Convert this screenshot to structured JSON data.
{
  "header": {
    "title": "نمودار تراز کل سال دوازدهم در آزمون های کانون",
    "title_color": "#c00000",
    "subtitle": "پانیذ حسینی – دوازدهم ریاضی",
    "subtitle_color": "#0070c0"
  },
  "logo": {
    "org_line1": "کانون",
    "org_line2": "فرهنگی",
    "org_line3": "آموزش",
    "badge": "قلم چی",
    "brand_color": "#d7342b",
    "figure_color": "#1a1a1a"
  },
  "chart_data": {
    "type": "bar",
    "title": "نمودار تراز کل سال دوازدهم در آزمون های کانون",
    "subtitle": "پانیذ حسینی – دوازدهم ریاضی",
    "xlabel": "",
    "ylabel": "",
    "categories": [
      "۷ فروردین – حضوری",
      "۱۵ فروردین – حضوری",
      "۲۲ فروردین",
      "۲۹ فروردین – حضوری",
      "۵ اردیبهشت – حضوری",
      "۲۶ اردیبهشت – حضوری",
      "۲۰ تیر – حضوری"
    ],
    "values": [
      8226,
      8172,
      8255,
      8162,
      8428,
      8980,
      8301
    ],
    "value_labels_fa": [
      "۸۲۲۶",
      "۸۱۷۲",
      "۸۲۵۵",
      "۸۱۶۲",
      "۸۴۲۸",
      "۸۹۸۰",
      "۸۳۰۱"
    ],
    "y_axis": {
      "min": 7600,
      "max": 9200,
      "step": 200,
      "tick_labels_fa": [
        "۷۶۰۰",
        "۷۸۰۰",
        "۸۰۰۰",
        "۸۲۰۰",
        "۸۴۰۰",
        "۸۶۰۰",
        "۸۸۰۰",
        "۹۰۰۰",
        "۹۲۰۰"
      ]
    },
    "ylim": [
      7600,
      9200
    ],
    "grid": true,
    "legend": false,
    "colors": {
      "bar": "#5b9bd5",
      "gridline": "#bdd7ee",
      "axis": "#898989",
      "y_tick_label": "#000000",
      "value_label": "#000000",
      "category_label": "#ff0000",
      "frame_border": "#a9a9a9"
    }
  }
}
____
Retype the material in full. Each word must match.

Answer to the task =>
Convert this screenshot to structured JSON data.
{
  "header": {
    "title": "نمودار تراز کل سال دوازدهم در آزمون های کانون",
    "title_color": "#c00000",
    "subtitle": "پانیذ حسینی – دوازدهم ریاضی",
    "subtitle_color": "#0070c0"
  },
  "logo": {
    "org_line1": "کانون",
    "org_line2": "فرهنگی",
    "org_line3": "آموزش",
    "badge": "قلم چی",
    "brand_color": "#d7342b",
    "figure_color": "#1a1a1a"
  },
  "chart_data": {
    "type": "bar",
    "title": "نمودار تراز کل سال دوازدهم در آزمون های کانون",
    "subtitle": "پانیذ حسینی – دوازدهم ریاضی",
    "xlabel": "",
    "ylabel": "",
    "categories": [
      "۷ فروردین – حضوری",
      "۱۵ فروردین – حضوری",
      "۲۲ فروردین",
      "۲۹ فروردین – حضوری",
      "۵ اردیبهشت – حضوری",
      "۲۶ اردیبهشت – حضوری",
      "۲۰ تیر – حضوری"
    ],
    "values": [
      8226,
      8172,
      8255,
      8162,
      8428,
      8980,
      8301
    ],
    "value_labels_fa": [
      "۸۲۲۶",
      "۸۱۷۲",
      "۸۲۵۵",
      "۸۱۶۲",
      "۸۴۲۸",
      "۸۹۸۰",
      "۸۳۰۱"
    ],
    "y_axis": {
      "min": 7600,
      "max": 9200,
      "step": 200,
      "tick_labels_fa": [
        "۷۶۰۰",
        "۷۸۰۰",
        "۸۰۰۰",
        "۸۲۰۰",
        "۸۴۰۰",
        "۸۶۰۰",
        "۸۸۰۰",
        "۹۰۰۰",
        "۹۲۰۰"
      ]
    },
    "ylim": [
      7600,
      9200
    ],
    "grid": true,
    "legend": false,
    "colors": {
      "bar": "#5b9bd5",
      "gridline": "#bdd7ee",
      "axis": "#898989",
      "y_tick_label": "#000000",
      "value_label": "#000000",
      "category_label": "#ff0000",
      "frame_border": "#a9a9a9"
    }
  }
}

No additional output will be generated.